TO DO:
**1)** In the essay on Microsoft's shared source philosophy, pull out everything from "So, for now" down to "the task bar.".
**2)** In the essay on Microsoft's shared source philosophy, list the voices in which the orange zombie would say its slogan.
**3)** Write the next part of the essay on Microsoft's shared source philosophy, following on from its last sentence.

TEXT TO READ:
------
As I re-read Craig Mundie's speech and came to the bullet
pointed principles of shared source philosophy, several thoughts
were percolating to the fore of my consciousness. Not least a cow
like creature moo-ing GCC.
The whole shared source philosophy is like a one way plumbing
valve. Say I come up with a great new feature, such as a tap
dancing pirate paper-clip that stabs old temporaray files with its
cutlass and tosses the trash in to the recycle bin . The paper-clip
would flow one way. Would you like my tap-dancing pirate paper-clip
and could you improve it? You could not lobby Microsoft for my work
- you would not of heard about the tap dancing pirate paper clip.
If Microsoft did like the tap dancing pirate paper-clip would
it be MY tap dancing pirate paper-clip?
Maybe if the intellectual property belongs to me and it is
bundled as part of the Windows next-gen supermegahyperglobalNET I
still give it away. Maybe I want to port the tap dancing pirate
paper-clip to MacOS, Gnome or KDE. Can I still do that? It isn't
entirely clear from the speech.
So, for now I drop the tap dancing pirate paper-clip, which was
just silly and decide to build a five inch orange zombie that
repeatedly says "Where Do You Want To Go Today" in a variety of
voices, such as Homer Simpson's, Barry White's and Bill Gates'. It
would have variable pitch voice control and stomp about the Windows
task bar occasionally leering "Brains, must eat brains". I may run
Windows NT 4. The first thing I need is a compiler and the shell
source code because I want the zombie to be integrated, maybe tied,
to the task bar.
I drive to my local Provantage. I'm inherently cheap so I buy
the Standard Version of Microsoft Visual C++ 6 ($85). I believe
certain features of the shell are written in Microsoft Visual
Basic, so I also pick up the Learning Edition ($87). The strange
sub-conscious cow like creature moos GCC again.
I write to Microsoft saying that I have a great idea and can I
have your access to their source code? Microsoft say no. My
employer is not part of the Enterprise Source Licensing Program. I
write back and ask for a research license. Apparently this is only
possible if I'm a member of one of 100 Academic institutions that
have access to the code. A guy with an idea cannot profit from it.
------
SUPPLIED RECORDS:
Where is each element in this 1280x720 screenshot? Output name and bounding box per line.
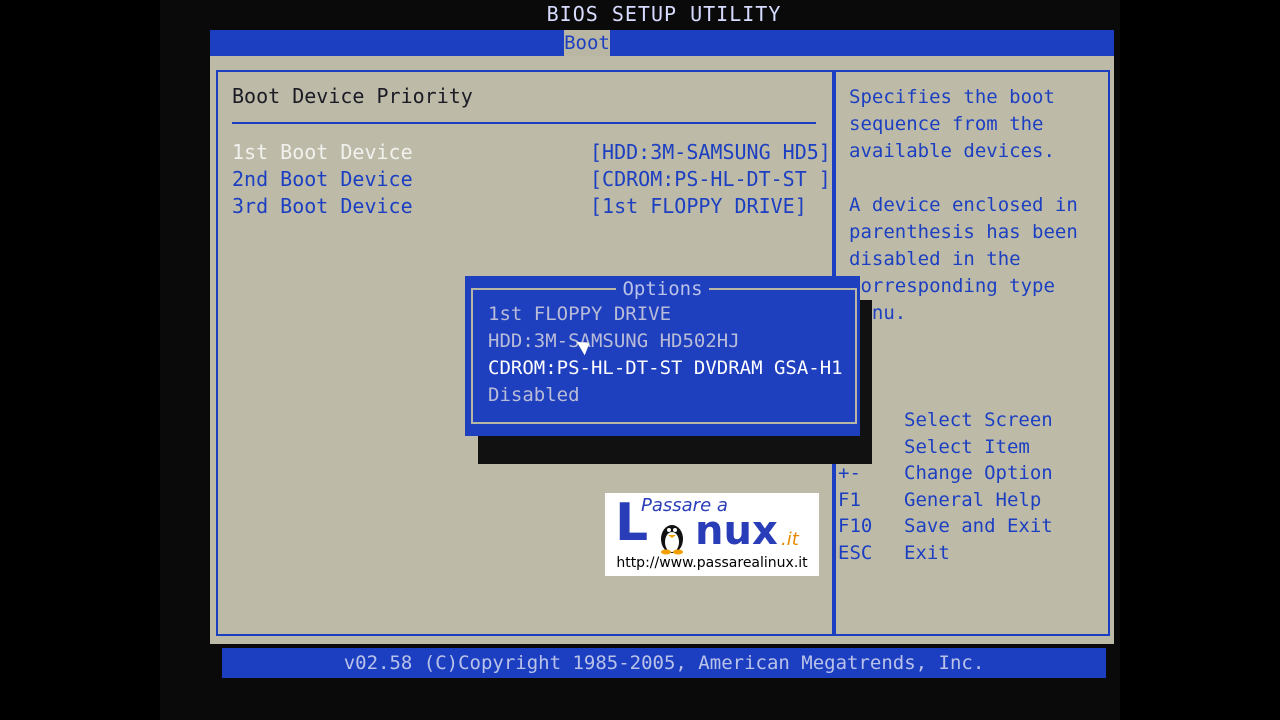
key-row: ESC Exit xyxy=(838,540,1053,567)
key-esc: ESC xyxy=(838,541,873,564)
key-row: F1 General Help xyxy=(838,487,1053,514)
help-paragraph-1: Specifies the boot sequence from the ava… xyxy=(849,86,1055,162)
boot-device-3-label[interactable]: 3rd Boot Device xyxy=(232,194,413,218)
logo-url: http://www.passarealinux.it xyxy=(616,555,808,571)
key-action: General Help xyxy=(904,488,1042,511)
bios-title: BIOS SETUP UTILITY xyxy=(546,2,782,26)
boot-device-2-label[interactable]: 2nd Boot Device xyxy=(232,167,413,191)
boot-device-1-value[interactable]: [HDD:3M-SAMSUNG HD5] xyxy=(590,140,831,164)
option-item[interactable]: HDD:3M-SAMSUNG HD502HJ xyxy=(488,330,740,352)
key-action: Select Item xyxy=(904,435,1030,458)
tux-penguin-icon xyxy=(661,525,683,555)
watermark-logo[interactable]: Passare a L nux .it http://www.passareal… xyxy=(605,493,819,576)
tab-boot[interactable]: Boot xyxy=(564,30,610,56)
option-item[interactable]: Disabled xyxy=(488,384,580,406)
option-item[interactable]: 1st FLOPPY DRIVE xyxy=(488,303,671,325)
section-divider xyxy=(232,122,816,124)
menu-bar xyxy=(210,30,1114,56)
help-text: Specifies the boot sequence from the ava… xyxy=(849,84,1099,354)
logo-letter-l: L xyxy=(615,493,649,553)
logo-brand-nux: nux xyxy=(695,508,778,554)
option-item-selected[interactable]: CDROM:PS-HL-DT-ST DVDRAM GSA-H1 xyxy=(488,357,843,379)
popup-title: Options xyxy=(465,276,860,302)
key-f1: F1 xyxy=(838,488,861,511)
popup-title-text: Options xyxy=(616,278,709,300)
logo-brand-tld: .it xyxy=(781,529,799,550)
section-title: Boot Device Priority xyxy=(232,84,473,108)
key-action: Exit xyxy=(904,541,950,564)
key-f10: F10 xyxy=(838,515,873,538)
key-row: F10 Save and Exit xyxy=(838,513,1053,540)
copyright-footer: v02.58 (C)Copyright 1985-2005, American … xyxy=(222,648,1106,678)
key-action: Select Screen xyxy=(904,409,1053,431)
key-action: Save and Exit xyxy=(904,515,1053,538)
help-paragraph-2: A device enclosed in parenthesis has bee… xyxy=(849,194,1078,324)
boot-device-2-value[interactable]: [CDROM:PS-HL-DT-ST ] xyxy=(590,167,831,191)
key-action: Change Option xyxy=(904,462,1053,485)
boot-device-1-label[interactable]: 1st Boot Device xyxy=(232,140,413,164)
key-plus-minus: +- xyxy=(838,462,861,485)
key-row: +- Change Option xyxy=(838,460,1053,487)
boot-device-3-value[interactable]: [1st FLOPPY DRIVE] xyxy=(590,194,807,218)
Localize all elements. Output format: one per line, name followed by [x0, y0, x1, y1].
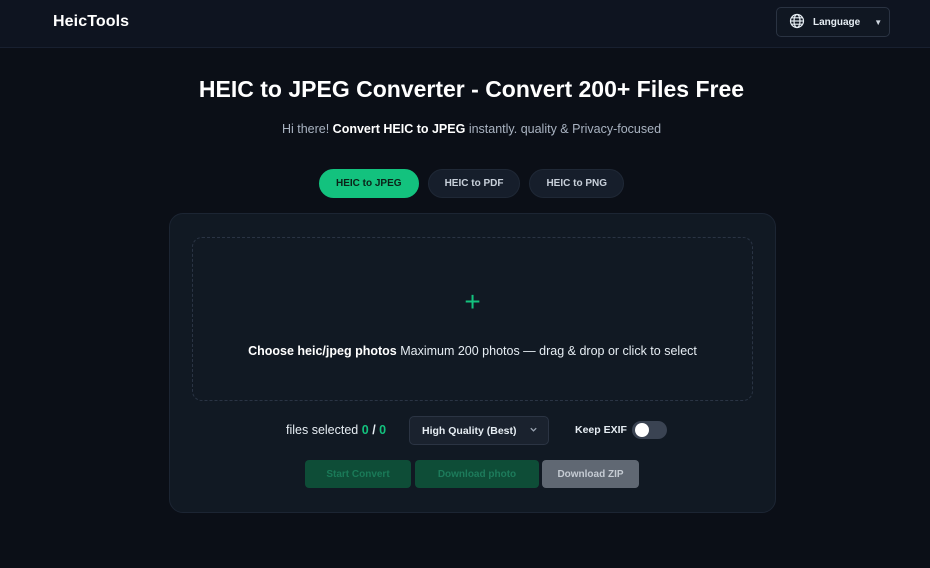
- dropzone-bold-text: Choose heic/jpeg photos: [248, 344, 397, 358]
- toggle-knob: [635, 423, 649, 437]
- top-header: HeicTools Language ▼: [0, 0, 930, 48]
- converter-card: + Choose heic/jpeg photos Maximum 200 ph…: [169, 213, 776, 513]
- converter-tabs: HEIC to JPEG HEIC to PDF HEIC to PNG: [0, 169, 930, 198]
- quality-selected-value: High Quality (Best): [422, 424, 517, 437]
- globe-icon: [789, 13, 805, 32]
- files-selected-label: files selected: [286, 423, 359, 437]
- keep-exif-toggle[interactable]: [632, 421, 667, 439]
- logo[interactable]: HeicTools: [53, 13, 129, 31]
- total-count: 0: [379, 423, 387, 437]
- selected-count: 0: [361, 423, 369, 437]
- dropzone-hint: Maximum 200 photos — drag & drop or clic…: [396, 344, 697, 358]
------
ANSWERS:
**1)**
So, for now I drop the tap dancing pirate paper-clip, which was
just silly and decide to build a five inch orange zombie that
repeatedly says "Where Do You Want To Go Today" in a variety of
voices, such as Homer Simpson's, Barry White's and Bill Gates'. It
would have variable pitch voice control and stomp about the Windows
task bar occasionally leering "Brains, must eat brains". I may run
Windows NT 4. The first thing I need is a compiler and the shell
source code because I want the zombie to be integrated, maybe tied,
to the task bar.

**2)** Homer Simpson's, Barry White's and Bill Gates'

**3)**
Isn't this anti the American way?
Well, Microsoft have lost the zombie and I have lost $172.
However, Luke, quite dual edged is the Microsoft source. Now that I
don't have access to the Microsoft source I'm free to show others
my paper-clip and zombie. BUT it will never truly be tied to the
taskbar. If I GPL the zombie I'm afforded a lot of protection and
others can improve on it. I can, note, still sell it. BUT it will
never truly be tied to the taskbar.
But the cost of so called professional compilers/development
environments! I've used Provantage as a price reference. Visual
Studio v6.0 Enterprise with Plus Pack for Windows 2000 $1387.45, a
nice integrated bundle. SuSE Linux v7.1 Professional Edition
$63.12, a full operating system, several compilers and several
SDK's (or development libraries as they used to be known). RedHat
Professional Server Edition $179.95 with a huge bundle of compilers
and libraries. The non Microsoft products all come with phone and
web based installation support.
Now I know that this standard argument does not factor in the
training costs. But standard training costs are not a big deal for
big companies especially as a long term investment. Compare the
costs of Microsoft and RedHat/SuSe training schemes and generally
speaking the RedHat/SuSe training schemes are cheaper. Staff may
already have Windows training, but then some staff may be Unix
savvy. In my own experience most IT departments of any great age
have at least one Unix guru gathering dust.
Which in a about-round way brings me to one of the scarier
features of Microsoft's shared source.
Compartmentalised systems usually allow information to flow in
one direction. Which given the usage of most compartmentalised
systems is a good thing. One of the things that protects open
source code from crackers (not hackers - where would the kernel
be?) is the fact that it is open to peer review and any academic
will confirm that sometimes peer review is harsh. This is not to
say that peer review is bad. Sometimes harsh is good. This is
almost an opposite model to compartmentalised systems.
But what stops a company with access to Microsoft code screwing
up? Either through human error or deliberately. If it isn't open to
peer review how will it be reviewed internally and without
For instance: Airline X writes a windows kernel level
accelerator for Airline X's ticket system. This becomes integrated
with the kernel. However a side effect of this is that Airline Y's
payroll system no longer functions correctly. This could be
Microsoft's fault, Airline X's fault or maybe a mis-configuration
of Airline Y. Without general peer review it is common sense that
it will take a lot longer to find the problem. Airline Y has to
request the code from Microsoft and then review the code. How is
Versions - are we going to see incremental Windows editions?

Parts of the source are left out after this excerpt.